Retype the records that come next, word for word.
* START *
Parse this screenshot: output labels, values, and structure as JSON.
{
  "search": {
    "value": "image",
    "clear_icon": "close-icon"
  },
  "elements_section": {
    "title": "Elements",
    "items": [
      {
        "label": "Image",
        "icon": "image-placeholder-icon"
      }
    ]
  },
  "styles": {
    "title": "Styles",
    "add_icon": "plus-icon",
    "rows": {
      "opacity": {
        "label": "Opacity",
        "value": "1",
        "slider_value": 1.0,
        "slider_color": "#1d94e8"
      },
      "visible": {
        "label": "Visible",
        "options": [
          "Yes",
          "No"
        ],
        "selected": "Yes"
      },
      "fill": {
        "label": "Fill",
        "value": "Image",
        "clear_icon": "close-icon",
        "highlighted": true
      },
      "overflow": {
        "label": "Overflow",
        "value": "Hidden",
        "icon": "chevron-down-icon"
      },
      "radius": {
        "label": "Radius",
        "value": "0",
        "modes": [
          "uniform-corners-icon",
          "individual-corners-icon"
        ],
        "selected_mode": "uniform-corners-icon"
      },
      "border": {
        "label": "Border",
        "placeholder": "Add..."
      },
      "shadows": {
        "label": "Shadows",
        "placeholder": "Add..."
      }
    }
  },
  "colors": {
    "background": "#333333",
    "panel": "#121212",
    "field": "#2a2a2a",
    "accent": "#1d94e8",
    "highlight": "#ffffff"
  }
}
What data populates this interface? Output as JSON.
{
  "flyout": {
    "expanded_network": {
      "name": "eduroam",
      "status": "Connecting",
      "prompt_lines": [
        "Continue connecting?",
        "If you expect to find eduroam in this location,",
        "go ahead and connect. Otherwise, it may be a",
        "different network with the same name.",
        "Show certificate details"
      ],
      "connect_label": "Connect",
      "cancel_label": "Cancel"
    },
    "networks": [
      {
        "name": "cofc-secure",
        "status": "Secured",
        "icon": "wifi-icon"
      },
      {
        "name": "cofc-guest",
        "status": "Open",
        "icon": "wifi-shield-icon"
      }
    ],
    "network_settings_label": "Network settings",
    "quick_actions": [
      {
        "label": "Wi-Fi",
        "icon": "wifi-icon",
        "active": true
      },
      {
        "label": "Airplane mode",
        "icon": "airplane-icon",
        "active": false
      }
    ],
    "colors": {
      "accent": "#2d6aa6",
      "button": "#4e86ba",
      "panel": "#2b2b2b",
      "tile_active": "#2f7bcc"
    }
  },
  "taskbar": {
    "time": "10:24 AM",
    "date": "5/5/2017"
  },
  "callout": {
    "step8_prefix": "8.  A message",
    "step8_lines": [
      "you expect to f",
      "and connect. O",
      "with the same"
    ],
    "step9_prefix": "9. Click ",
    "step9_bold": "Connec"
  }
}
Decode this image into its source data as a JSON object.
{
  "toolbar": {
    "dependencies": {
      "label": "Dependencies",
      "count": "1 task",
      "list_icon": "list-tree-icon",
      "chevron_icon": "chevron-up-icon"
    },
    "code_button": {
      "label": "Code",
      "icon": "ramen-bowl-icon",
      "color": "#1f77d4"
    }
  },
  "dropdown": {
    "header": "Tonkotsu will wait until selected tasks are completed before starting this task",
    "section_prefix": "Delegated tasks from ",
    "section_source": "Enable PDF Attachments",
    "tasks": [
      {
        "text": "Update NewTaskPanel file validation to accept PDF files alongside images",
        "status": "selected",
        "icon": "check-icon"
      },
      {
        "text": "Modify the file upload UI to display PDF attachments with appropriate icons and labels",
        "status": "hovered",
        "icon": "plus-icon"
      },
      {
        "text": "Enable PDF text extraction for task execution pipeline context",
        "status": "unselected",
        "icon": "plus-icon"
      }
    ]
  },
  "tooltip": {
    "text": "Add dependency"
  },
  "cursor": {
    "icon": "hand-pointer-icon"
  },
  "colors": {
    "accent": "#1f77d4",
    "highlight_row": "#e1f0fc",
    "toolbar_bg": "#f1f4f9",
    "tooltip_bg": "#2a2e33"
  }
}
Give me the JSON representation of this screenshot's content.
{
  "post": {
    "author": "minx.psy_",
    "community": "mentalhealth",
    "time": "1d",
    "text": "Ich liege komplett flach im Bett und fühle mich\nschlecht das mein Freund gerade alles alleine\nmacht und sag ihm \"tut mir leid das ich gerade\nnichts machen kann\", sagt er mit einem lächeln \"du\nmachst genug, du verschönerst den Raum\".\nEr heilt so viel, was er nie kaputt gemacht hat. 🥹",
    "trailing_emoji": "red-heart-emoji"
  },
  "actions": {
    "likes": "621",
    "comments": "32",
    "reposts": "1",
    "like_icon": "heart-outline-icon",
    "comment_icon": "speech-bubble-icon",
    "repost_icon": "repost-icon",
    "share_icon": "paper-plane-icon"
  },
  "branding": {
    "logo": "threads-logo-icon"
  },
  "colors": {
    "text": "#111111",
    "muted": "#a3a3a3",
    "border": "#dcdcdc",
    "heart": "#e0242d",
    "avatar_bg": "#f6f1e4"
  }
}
* END *
• [Expected answer]
Parse this screenshot: output labels, values, and structure as JSON.
{
  "search": {
    "value": "image",
    "clear_icon": "close-icon"
  },
  "elements_section": {
    "title": "Elements",
    "items": [
      {
        "label": "Image",
        "icon": "image-placeholder-icon"
      }
    ]
  },
  "styles": {
    "title": "Styles",
    "add_icon": "plus-icon",
    "rows": {
      "opacity": {
        "label": "Opacity",
        "value": "1",
        "slider_value": 1.0,
        "slider_color": "#1d94e8"
      },
      "visible": {
        "label": "Visible",
        "options": [
          "Yes",
          "No"
        ],
        "selected": "Yes"
      },
      "fill": {
        "label": "Fill",
        "value": "Image",
        "clear_icon": "close-icon",
        "highlighted": true
      },
      "overflow": {
        "label": "Overflow",
        "value": "Hidden",
        "icon": "chevron-down-icon"
      },
      "radius": {
        "label": "Radius",
        "value": "0",
        "modes": [
          "uniform-corners-icon",
          "individual-corners-icon"
        ],
        "selected_mode": "uniform-corners-icon"
      },
      "border": {
        "label": "Border",
        "placeholder": "Add..."
      },
      "shadows": {
        "label": "Shadows",
        "placeholder": "Add..."
      }
    }
  },
  "colors": {
    "background": "#333333",
    "panel": "#121212",
    "field": "#2a2a2a",
    "accent": "#1d94e8",
    "highlight": "#ffffff"
  }
}
What data populates this interface? Output as JSON.
{
  "flyout": {
    "expanded_network": {
      "name": "eduroam",
      "status": "Connecting",
      "prompt_lines": [
        "Continue connecting?",
        "If you expect to find eduroam in this location,",
        "go ahead and connect. Otherwise, it may be a",
        "different network with the same name.",
        "Show certificate details"
      ],
      "connect_label": "Connect",
      "cancel_label": "Cancel"
    },
    "networks": [
      {
        "name": "cofc-secure",
        "status": "Secured",
        "icon": "wifi-icon"
      },
      {
        "name": "cofc-guest",
        "status": "Open",
        "icon": "wifi-shield-icon"
      }
    ],
    "network_settings_label": "Network settings",
    "quick_actions": [
      {
        "label": "Wi-Fi",
        "icon": "wifi-icon",
        "active": true
      },
      {
        "label": "Airplane mode",
        "icon": "airplane-icon",
        "active": false
      }
    ],
    "colors": {
      "accent": "#2d6aa6",
      "button": "#4e86ba",
      "panel": "#2b2b2b",
      "tile_active": "#2f7bcc"
    }
  },
  "taskbar": {
    "time": "10:24 AM",
    "date": "5/5/2017"
  },
  "callout": {
    "step8_prefix": "8.  A message",
    "step8_lines": [
      "you expect to f",
      "and connect. O",
      "with the same"
    ],
    "step9_prefix": "9. Click ",
    "step9_bold": "Connec"
  }
}
Decode this image into its source data as a JSON object.
{
  "toolbar": {
    "dependencies": {
      "label": "Dependencies",
      "count": "1 task",
      "list_icon": "list-tree-icon",
      "chevron_icon": "chevron-up-icon"
    },
    "code_button": {
      "label": "Code",
      "icon": "ramen-bowl-icon",
      "color": "#1f77d4"
    }
  },
  "dropdown": {
    "header": "Tonkotsu will wait until selected tasks are completed before starting this task",
    "section_prefix": "Delegated tasks from ",
    "section_source": "Enable PDF Attachments",
    "tasks": [
      {
        "text": "Update NewTaskPanel file validation to accept PDF files alongside images",
        "status": "selected",
        "icon": "check-icon"
      },
      {
        "text": "Modify the file upload UI to display PDF attachments with appropriate icons and labels",
        "status": "hovered",
        "icon": "plus-icon"
      },
      {
        "text": "Enable PDF text extraction for task execution pipeline context",
        "status": "unselected",
        "icon": "plus-icon"
      }
    ]
  },
  "tooltip": {
    "text": "Add dependency"
  },
  "cursor": {
    "icon": "hand-pointer-icon"
  },
  "colors": {
    "accent": "#1f77d4",
    "highlight_row": "#e1f0fc",
    "toolbar_bg": "#f1f4f9",
    "tooltip_bg": "#2a2e33"
  }
}
Give me the JSON representation of this screenshot's content.
{
  "post": {
    "author": "minx.psy_",
    "community": "mentalhealth",
    "time": "1d",
    "text": "Ich liege komplett flach im Bett und fühle mich\nschlecht das mein Freund gerade alles alleine\nmacht und sag ihm \"tut mir leid das ich gerade\nnichts machen kann\", sagt er mit einem lächeln \"du\nmachst genug, du verschönerst den Raum\".\nEr heilt so viel, was er nie kaputt gemacht hat. 🥹",
    "trailing_emoji": "red-heart-emoji"
  },
  "actions": {
    "likes": "621",
    "comments": "32",
    "reposts": "1",
    "like_icon": "heart-outline-icon",
    "comment_icon": "speech-bubble-icon",
    "repost_icon": "repost-icon",
    "share_icon": "paper-plane-icon"
  },
  "branding": {
    "logo": "threads-logo-icon"
  },
  "colors": {
    "text": "#111111",
    "muted": "#a3a3a3",
    "border": "#dcdcdc",
    "heart": "#e0242d",
    "avatar_bg": "#f6f1e4"
  }
}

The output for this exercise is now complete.